**提示本文:**

• • • • • • •

「ゲリラ豪雨」と災害の関係について
3月8日の土木学会水工学講演会で発表した,下記論文を公開しました.
牛山素行,2011:「ゲリラ豪雨」と災害の関係について,水工学論文集,No.55,pp.505-510.
http://disaster-i.net/notes/20110308_0085.pdf
新聞記事と降水量データを用いて,「ゲリラ豪雨」という言葉がどの時点で一般化したか,また,マスメディア上で「ゲリラ豪雨」とはどのような現象を指して使われているか,「ゲリラ豪雨」では本当に災害が発生しているのか,と言った観点からとりまとめた論文です.結果の要約は下記.
- 「ゲリラ豪雨」の語は2008年8月上旬から突然大量に使用されるようになった.
- 「ゲリラ豪雨」は,最大1時間降水量数十mm以上,日降水量(24時間降水量)百数十mm程度の事例に使われている模様
- 最大1時間降水量80mm以上かつ日降水量149mm以下を「ゲリラ豪雨」的降雨イベントとすると,1979~2008年に104事例
- 「ゲリラ豪雨」的降雨イベントに直接起因の犠牲者は2名.
- 床上浸水は40事例.30年間上位10%に入る大規模被害はない.
- 被害の量が限定されるということは,発生場所が,豪雨災害のリスクの高いところに集中するとも理解される.犠牲者2名のうち1名は浸水した地下室,1名は浸水したアンダーパスで遭難
発表の際の討議では,2010年頃からは,メディア上では「豪雨」はすべて「ゲリラ豪雨」と呼ぶようになったという指摘もありました.そうなってくると,「近年ゲリラ豪雨が頻発し」という「一般論」はますますおかしな話になりそうです.

• • • • • • •

**以下の課題:**
[a] 本文によれば、「ゲリラ豪雨」の語が突然大量に使用されるようになったのはいつからか。
[b] 本文のうち「- 「ゲリラ豪雨」は,最大1」から「- 「ゲリラ豪雨」的降雨イベントに直接起因の犠牲者は2名.」までの箇所を、一字一句変えずに再掲せよ。
これらのデータ行は本文の内容と関係しない。

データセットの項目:
• • • • • • •

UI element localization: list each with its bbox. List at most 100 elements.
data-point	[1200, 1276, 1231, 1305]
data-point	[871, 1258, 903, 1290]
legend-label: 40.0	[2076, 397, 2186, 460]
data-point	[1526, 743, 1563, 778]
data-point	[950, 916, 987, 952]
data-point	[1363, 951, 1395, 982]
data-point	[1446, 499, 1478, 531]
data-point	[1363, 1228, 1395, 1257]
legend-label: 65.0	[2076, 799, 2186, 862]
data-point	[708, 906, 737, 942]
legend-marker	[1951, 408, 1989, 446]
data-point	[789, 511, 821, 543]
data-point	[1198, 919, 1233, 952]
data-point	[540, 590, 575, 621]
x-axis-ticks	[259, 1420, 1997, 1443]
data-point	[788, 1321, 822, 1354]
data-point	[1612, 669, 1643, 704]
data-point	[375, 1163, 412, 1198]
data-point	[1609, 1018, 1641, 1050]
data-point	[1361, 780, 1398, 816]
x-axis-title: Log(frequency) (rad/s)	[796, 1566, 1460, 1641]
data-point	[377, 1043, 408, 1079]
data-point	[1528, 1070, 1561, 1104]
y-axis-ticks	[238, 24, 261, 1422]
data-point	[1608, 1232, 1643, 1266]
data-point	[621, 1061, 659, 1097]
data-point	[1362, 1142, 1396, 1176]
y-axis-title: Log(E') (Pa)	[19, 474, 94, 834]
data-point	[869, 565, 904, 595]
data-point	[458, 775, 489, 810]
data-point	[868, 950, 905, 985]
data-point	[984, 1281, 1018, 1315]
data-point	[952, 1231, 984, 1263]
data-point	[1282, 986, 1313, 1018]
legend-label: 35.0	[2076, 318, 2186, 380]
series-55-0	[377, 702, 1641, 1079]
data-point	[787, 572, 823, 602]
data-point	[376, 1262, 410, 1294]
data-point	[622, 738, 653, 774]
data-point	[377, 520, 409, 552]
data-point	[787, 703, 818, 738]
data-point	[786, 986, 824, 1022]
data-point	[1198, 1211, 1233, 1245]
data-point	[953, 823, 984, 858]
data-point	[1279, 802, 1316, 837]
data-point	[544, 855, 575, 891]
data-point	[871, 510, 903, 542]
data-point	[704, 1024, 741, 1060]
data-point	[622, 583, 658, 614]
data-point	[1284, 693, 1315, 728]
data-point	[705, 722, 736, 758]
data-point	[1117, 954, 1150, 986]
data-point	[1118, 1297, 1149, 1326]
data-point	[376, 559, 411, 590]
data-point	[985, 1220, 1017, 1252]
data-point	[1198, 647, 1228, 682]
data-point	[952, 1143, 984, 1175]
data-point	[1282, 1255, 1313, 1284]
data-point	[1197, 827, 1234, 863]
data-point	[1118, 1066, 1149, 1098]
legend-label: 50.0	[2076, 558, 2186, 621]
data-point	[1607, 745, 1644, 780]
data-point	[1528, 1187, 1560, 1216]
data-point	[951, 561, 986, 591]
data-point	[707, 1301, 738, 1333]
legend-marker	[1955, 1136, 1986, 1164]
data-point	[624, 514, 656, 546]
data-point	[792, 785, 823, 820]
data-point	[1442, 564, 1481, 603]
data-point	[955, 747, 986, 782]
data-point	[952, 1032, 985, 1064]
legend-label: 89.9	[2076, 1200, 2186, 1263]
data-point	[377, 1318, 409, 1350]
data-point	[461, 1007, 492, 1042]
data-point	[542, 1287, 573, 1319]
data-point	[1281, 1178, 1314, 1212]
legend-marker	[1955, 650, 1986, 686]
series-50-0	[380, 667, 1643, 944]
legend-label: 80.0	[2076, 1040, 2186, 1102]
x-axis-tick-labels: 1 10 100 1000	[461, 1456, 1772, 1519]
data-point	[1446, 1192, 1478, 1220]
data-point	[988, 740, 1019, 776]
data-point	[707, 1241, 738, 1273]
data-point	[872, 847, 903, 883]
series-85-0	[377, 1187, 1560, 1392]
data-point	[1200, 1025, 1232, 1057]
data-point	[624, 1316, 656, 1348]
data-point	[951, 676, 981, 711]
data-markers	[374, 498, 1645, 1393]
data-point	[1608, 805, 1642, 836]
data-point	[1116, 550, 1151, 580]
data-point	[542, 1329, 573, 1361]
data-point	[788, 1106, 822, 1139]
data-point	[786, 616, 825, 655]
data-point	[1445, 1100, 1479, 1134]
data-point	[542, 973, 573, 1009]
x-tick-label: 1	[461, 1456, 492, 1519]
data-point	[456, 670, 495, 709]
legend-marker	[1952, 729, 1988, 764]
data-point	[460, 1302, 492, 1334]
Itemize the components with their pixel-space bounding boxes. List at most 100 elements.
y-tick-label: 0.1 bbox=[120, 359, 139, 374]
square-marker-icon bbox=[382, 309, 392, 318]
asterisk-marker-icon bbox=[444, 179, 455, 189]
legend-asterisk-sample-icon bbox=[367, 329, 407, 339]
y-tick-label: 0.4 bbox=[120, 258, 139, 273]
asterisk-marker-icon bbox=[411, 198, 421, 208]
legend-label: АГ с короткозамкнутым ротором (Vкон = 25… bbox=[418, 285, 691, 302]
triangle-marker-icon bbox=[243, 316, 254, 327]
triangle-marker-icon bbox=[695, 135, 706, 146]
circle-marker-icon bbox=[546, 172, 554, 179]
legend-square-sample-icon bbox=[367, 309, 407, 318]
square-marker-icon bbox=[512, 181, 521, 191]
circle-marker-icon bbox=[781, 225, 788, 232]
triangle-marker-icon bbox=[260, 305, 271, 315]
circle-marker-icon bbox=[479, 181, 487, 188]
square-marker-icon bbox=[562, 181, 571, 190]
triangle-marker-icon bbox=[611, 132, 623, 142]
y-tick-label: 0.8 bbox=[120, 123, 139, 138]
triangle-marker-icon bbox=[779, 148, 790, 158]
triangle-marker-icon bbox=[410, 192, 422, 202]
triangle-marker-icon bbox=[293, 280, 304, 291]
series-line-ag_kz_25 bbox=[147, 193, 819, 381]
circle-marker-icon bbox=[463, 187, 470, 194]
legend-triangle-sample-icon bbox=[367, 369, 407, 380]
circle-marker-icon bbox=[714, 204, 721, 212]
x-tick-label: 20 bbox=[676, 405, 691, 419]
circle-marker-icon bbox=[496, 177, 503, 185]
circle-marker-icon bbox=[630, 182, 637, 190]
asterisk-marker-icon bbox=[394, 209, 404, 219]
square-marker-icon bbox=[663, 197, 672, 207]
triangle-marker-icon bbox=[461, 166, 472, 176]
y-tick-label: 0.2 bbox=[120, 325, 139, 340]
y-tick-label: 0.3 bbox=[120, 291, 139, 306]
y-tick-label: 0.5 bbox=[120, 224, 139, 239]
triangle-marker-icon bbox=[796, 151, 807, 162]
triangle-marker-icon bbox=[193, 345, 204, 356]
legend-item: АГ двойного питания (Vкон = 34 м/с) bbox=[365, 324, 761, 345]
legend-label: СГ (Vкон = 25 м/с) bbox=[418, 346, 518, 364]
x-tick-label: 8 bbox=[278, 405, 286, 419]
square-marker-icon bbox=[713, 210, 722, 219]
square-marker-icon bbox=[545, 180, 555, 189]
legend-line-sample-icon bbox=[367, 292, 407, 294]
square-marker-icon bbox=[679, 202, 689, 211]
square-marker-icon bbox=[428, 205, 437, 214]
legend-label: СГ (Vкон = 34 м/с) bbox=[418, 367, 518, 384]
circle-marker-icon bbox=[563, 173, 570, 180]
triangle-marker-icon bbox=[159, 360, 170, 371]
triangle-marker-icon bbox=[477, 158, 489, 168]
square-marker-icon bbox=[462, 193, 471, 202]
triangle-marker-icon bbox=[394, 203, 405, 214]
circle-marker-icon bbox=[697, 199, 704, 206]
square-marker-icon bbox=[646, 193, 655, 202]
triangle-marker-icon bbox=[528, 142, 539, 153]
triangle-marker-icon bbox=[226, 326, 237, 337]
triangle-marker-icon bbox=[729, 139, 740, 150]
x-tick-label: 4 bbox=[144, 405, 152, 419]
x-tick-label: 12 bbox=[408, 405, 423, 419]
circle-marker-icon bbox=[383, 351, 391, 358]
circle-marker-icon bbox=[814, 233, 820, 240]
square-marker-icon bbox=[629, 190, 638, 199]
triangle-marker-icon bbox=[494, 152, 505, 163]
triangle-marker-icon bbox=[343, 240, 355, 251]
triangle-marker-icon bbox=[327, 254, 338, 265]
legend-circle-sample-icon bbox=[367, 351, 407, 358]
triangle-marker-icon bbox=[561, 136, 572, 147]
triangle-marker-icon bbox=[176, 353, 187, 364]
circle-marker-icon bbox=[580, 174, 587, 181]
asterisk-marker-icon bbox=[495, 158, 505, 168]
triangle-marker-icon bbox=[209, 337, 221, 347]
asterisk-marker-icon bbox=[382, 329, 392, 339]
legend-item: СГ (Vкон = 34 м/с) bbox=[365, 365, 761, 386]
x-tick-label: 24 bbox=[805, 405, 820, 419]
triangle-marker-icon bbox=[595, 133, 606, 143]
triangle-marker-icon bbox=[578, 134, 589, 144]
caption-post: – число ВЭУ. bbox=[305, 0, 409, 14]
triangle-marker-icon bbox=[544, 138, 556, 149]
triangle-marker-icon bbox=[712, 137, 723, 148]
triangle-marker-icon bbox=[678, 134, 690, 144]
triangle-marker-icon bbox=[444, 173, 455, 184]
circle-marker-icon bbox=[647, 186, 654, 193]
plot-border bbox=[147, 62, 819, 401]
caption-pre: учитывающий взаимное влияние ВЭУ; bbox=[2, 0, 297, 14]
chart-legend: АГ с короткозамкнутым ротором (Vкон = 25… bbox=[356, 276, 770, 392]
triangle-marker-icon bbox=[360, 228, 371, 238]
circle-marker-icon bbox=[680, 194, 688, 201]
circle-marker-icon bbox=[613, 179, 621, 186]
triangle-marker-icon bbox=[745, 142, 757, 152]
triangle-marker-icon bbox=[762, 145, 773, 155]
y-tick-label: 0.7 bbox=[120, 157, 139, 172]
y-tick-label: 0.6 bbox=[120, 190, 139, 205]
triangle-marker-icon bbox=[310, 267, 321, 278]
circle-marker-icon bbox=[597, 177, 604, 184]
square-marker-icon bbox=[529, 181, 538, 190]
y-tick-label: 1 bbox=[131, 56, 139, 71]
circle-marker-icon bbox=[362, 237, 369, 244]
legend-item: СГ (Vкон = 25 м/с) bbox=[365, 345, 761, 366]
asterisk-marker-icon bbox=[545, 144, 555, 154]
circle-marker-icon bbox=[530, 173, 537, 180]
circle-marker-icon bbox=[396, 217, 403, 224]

• • • • • • •

**解答一覧:**
[a] 2008年8月上旬から。

[b]
- 「ゲリラ豪雨」は,最大1時間降水量数十mm以上,日降水量(24時間降水量)百数十mm程度の事例に使われている模様
- 最大1時間降水量80mm以上かつ日降水量149mm以下を「ゲリラ豪雨」的降雨イベントとすると,1979~2008年に104事例
- 「ゲリラ豪雨」的降雨イベントに直接起因の犠牲者は2名.